Exercise prompt
Return the material word for word. Do not include pictures.

Exercise input
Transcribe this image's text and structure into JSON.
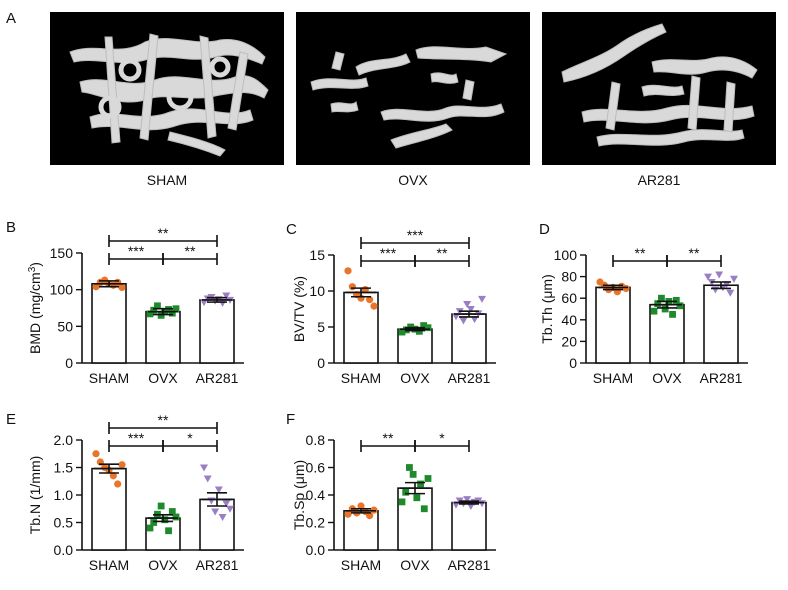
{
  "figure": {
    "panel_a": {
      "letter": "A",
      "images": [
        {
          "caption": "SHAM",
          "content": "micro-CT reconstruction, dense trabecular network"
        },
        {
          "caption": "OVX",
          "content": "micro-CT reconstruction, sparse trabecular fragments"
        },
        {
          "caption": "AR281",
          "content": "micro-CT reconstruction, partially restored trabeculae"
        }
      ]
    }
  },
  "colors": {
    "SHAM": "#e8752a",
    "OVX": "#1f8a2c",
    "AR281": "#9b7fc4",
    "axis": "#111111"
  },
  "chart_data": [
    {
      "letter": "B",
      "type": "bar",
      "categories": [
        "SHAM",
        "OVX",
        "AR281"
      ],
      "values": [
        108,
        70,
        86
      ],
      "errors": [
        4,
        4,
        3
      ],
      "ylabel": "BMD (mg/cm",
      "ylabel_sup": "3",
      "ylabel_end": ")",
      "ylim": [
        0,
        150
      ],
      "yticks": [
        0,
        50,
        100,
        150
      ],
      "tick_labels": [
        "0",
        "50",
        "100",
        "150"
      ],
      "points": [
        [
          104,
          110,
          113,
          108,
          106,
          110,
          103
        ],
        [
          67,
          72,
          78,
          65,
          70,
          73,
          68,
          74
        ],
        [
          83,
          88,
          90,
          85,
          87,
          82,
          92,
          86
        ]
      ],
      "markers": [
        "circle",
        "square",
        "triangle"
      ],
      "significance": [
        {
          "from": 0,
          "to": 2,
          "label": "**"
        },
        {
          "from": 0,
          "to": 1,
          "label": "***"
        },
        {
          "from": 1,
          "to": 2,
          "label": "**"
        }
      ]
    },
    {
      "letter": "C",
      "type": "bar",
      "categories": [
        "SHAM",
        "OVX",
        "AR281"
      ],
      "values": [
        9.8,
        4.7,
        6.8
      ],
      "errors": [
        0.6,
        0.2,
        0.4
      ],
      "ylabel": "BV/TV (%)",
      "ylabel_sup": "",
      "ylabel_end": "",
      "ylim": [
        0,
        15
      ],
      "yticks": [
        0,
        5,
        10,
        15
      ],
      "tick_labels": [
        "0",
        "5",
        "10",
        "15"
      ],
      "points": [
        [
          12.8,
          10.6,
          9.5,
          9.0,
          10.2,
          8.8,
          7.9
        ],
        [
          4.3,
          4.6,
          5.0,
          4.7,
          4.4,
          5.2,
          4.9
        ],
        [
          6.5,
          7.2,
          5.9,
          8.2,
          7.5,
          6.1,
          6.9,
          8.9
        ]
      ],
      "markers": [
        "circle",
        "square",
        "triangle"
      ],
      "significance": [
        {
          "from": 0,
          "to": 2,
          "label": "***"
        },
        {
          "from": 0,
          "to": 1,
          "label": "***"
        },
        {
          "from": 1,
          "to": 2,
          "label": "**"
        }
      ]
    },
    {
      "letter": "D",
      "type": "bar",
      "categories": [
        "SHAM",
        "OVX",
        "AR281"
      ],
      "values": [
        70,
        54,
        72
      ],
      "errors": [
        2,
        3,
        3
      ],
      "ylabel": "Tb.Th (μm)",
      "ylabel_sup": "",
      "ylabel_end": "",
      "ylim": [
        0,
        100
      ],
      "yticks": [
        0,
        20,
        40,
        60,
        80,
        100
      ],
      "tick_labels": [
        "0",
        "20",
        "40",
        "60",
        "80",
        "100"
      ],
      "points": [
        [
          75,
          72,
          68,
          70,
          66,
          71,
          69
        ],
        [
          48,
          55,
          60,
          50,
          57,
          45,
          58,
          53
        ],
        [
          80,
          75,
          68,
          82,
          70,
          73,
          65,
          78
        ]
      ],
      "markers": [
        "circle",
        "square",
        "triangle"
      ],
      "significance": [
        {
          "from": 0,
          "to": 1,
          "label": "**"
        },
        {
          "from": 1,
          "to": 2,
          "label": "**"
        }
      ]
    },
    {
      "letter": "E",
      "type": "bar",
      "categories": [
        "SHAM",
        "OVX",
        "AR281"
      ],
      "values": [
        1.48,
        0.58,
        0.92
      ],
      "errors": [
        0.08,
        0.06,
        0.12
      ],
      "ylabel": "Tb.N (1/mm)",
      "ylabel_sup": "",
      "ylabel_end": "",
      "ylim": [
        0,
        2.0
      ],
      "yticks": [
        0,
        0.5,
        1.0,
        1.5,
        2.0
      ],
      "tick_labels": [
        "0.0",
        "0.5",
        "1.0",
        "1.5",
        "2.0"
      ],
      "points": [
        [
          1.75,
          1.6,
          1.5,
          1.45,
          1.35,
          1.2,
          1.55
        ],
        [
          0.4,
          0.5,
          0.65,
          0.8,
          0.55,
          0.35,
          0.7,
          0.6
        ],
        [
          1.5,
          1.3,
          0.9,
          0.7,
          1.1,
          0.6,
          0.85,
          0.75
        ]
      ],
      "markers": [
        "circle",
        "square",
        "triangle"
      ],
      "significance": [
        {
          "from": 0,
          "to": 2,
          "label": "**"
        },
        {
          "from": 0,
          "to": 1,
          "label": "***"
        },
        {
          "from": 1,
          "to": 2,
          "label": "*"
        }
      ]
    },
    {
      "letter": "F",
      "type": "bar",
      "categories": [
        "SHAM",
        "OVX",
        "AR281"
      ],
      "values": [
        0.285,
        0.45,
        0.345
      ],
      "errors": [
        0.015,
        0.04,
        0.01
      ],
      "ylabel": "Tb.Sp (μm)",
      "ylabel_sup": "",
      "ylabel_end": "",
      "ylim": [
        0,
        0.8
      ],
      "yticks": [
        0,
        0.2,
        0.4,
        0.6,
        0.8
      ],
      "tick_labels": [
        "0.0",
        "0.2",
        "0.4",
        "0.6",
        "0.8"
      ],
      "points": [
        [
          0.26,
          0.3,
          0.27,
          0.32,
          0.28,
          0.25,
          0.29
        ],
        [
          0.35,
          0.42,
          0.6,
          0.55,
          0.38,
          0.48,
          0.3,
          0.52
        ],
        [
          0.33,
          0.36,
          0.34,
          0.37,
          0.32,
          0.35,
          0.36,
          0.34
        ]
      ],
      "markers": [
        "circle",
        "square",
        "triangle"
      ],
      "significance": [
        {
          "from": 0,
          "to": 1,
          "label": "**"
        },
        {
          "from": 1,
          "to": 2,
          "label": "*"
        }
      ]
    }
  ]
}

Answer to the task
Transcribe this image's text and structure into JSON.
{
  "figure": {
    "panel_a": {
      "letter": "A",
      "images": [
        {
          "caption": "SHAM",
          "content": "micro-CT reconstruction, dense trabecular network"
        },
        {
          "caption": "OVX",
          "content": "micro-CT reconstruction, sparse trabecular fragments"
        },
        {
          "caption": "AR281",
          "content": "micro-CT reconstruction, partially restored trabeculae"
        }
      ]
    }
  },
  "colors": {
    "SHAM": "#e8752a",
    "OVX": "#1f8a2c",
    "AR281": "#9b7fc4",
    "axis": "#111111"
  },
  "chart_data": [
    {
      "letter": "B",
      "type": "bar",
      "categories": [
        "SHAM",
        "OVX",
        "AR281"
      ],
      "values": [
        108,
        70,
        86
      ],
      "errors": [
        4,
        4,
        3
      ],
      "ylabel": "BMD (mg/cm",
      "ylabel_sup": "3",
      "ylabel_end": ")",
      "ylim": [
        0,
        150
      ],
      "yticks": [
        0,
        50,
        100,
        150
      ],
      "tick_labels": [
        "0",
        "50",
        "100",
        "150"
      ],
      "points": [
        [
          104,
          110,
          113,
          108,
          106,
          110,
          103
        ],
        [
          67,
          72,
          78,
          65,
          70,
          73,
          68,
          74
        ],
        [
          83,
          88,
          90,
          85,
          87,
          82,
          92,
          86
        ]
      ],
      "markers": [
        "circle",
        "square",
        "triangle"
      ],
      "significance": [
        {
          "from": 0,
          "to": 2,
          "label": "**"
        },
        {
          "from": 0,
          "to": 1,
          "label": "***"
        },
        {
          "from": 1,
          "to": 2,
          "label": "**"
        }
      ]
    },
    {
      "letter": "C",
      "type": "bar",
      "categories": [
        "SHAM",
        "OVX",
        "AR281"
      ],
      "values": [
        9.8,
        4.7,
        6.8
      ],
      "errors": [
        0.6,
        0.2,
        0.4
      ],
      "ylabel": "BV/TV (%)",
      "ylabel_sup": "",
      "ylabel_end": "",
      "ylim": [
        0,
        15
      ],
      "yticks": [
        0,
        5,
        10,
        15
      ],
      "tick_labels": [
        "0",
        "5",
        "10",
        "15"
      ],
      "points": [
        [
          12.8,
          10.6,
          9.5,
          9.0,
          10.2,
          8.8,
          7.9
        ],
        [
          4.3,
          4.6,
          5.0,
          4.7,
          4.4,
          5.2,
          4.9
        ],
        [
          6.5,
          7.2,
          5.9,
          8.2,
          7.5,
          6.1,
          6.9,
          8.9
        ]
      ],
      "markers": [
        "circle",
        "square",
        "triangle"
      ],
      "significance": [
        {
          "from": 0,
          "to": 2,
          "label": "***"
        },
        {
          "from": 0,
          "to": 1,
          "label": "***"
        },
        {
          "from": 1,
          "to": 2,
          "label": "**"
        }
      ]
    },
    {
      "letter": "D",
      "type": "bar",
      "categories": [
        "SHAM",
        "OVX",
        "AR281"
      ],
      "values": [
        70,
        54,
        72
      ],
      "errors": [
        2,
        3,
        3
      ],
      "ylabel": "Tb.Th (μm)",
      "ylabel_sup": "",
      "ylabel_end": "",
      "ylim": [
        0,
        100
      ],
      "yticks": [
        0,
        20,
        40,
        60,
        80,
        100
      ],
      "tick_labels": [
        "0",
        "20",
        "40",
        "60",
        "80",
        "100"
      ],
      "points": [
        [
          75,
          72,
          68,
          70,
          66,
          71,
          69
        ],
        [
          48,
          55,
          60,
          50,
          57,
          45,
          58,
          53
        ],
        [
          80,
          75,
          68,
          82,
          70,
          73,
          65,
          78
        ]
      ],
      "markers": [
        "circle",
        "square",
        "triangle"
      ],
      "significance": [
        {
          "from": 0,
          "to": 1,
          "label": "**"
        },
        {
          "from": 1,
          "to": 2,
          "label": "**"
        }
      ]
    },
    {
      "letter": "E",
      "type": "bar",
      "categories": [
        "SHAM",
        "OVX",
        "AR281"
      ],
      "values": [
        1.48,
        0.58,
        0.92
      ],
      "errors": [
        0.08,
        0.06,
        0.12
      ],
      "ylabel": "Tb.N (1/mm)",
      "ylabel_sup": "",
      "ylabel_end": "",
      "ylim": [
        0,
        2.0
      ],
      "yticks": [
        0,
        0.5,
        1.0,
        1.5,
        2.0
      ],
      "tick_labels": [
        "0.0",
        "0.5",
        "1.0",
        "1.5",
        "2.0"
      ],
      "points": [
        [
          1.75,
          1.6,
          1.5,
          1.45,
          1.35,
          1.2,
          1.55
        ],
        [
          0.4,
          0.5,
          0.65,
          0.8,
          0.55,
          0.35,
          0.7,
          0.6
        ],
        [
          1.5,
          1.3,
          0.9,
          0.7,
          1.1,
          0.6,
          0.85,
          0.75
        ]
      ],
      "markers": [
        "circle",
        "square",
        "triangle"
      ],
      "significance": [
        {
          "from": 0,
          "to": 2,
          "label": "**"
        },
        {
          "from": 0,
          "to": 1,
          "label": "***"
        },
        {
          "from": 1,
          "to": 2,
          "label": "*"
        }
      ]
    },
    {
      "letter": "F",
      "type": "bar",
      "categories": [
        "SHAM",
        "OVX",
        "AR281"
      ],
      "values": [
        0.285,
        0.45,
        0.345
      ],
      "errors": [
        0.015,
        0.04,
        0.01
      ],
      "ylabel": "Tb.Sp (μm)",
      "ylabel_sup": "",
      "ylabel_end": "",
      "ylim": [
        0,
        0.8
      ],
      "yticks": [
        0,
        0.2,
        0.4,
        0.6,
        0.8
      ],
      "tick_labels": [
        "0.0",
        "0.2",
        "0.4",
        "0.6",
        "0.8"
      ],
      "points": [
        [
          0.26,
          0.3,
          0.27,
          0.32,
          0.28,
          0.25,
          0.29
        ],
        [
          0.35,
          0.42,
          0.6,
          0.55,
          0.38,
          0.48,
          0.3,
          0.52
        ],
        [
          0.33,
          0.36,
          0.34,
          0.37,
          0.32,
          0.35,
          0.36,
          0.34
        ]
      ],
      "markers": [
        "circle",
        "square",
        "triangle"
      ],
      "significance": [
        {
          "from": 0,
          "to": 1,
          "label": "**"
        },
        {
          "from": 1,
          "to": 2,
          "label": "*"
        }
      ]
    }
  ]
}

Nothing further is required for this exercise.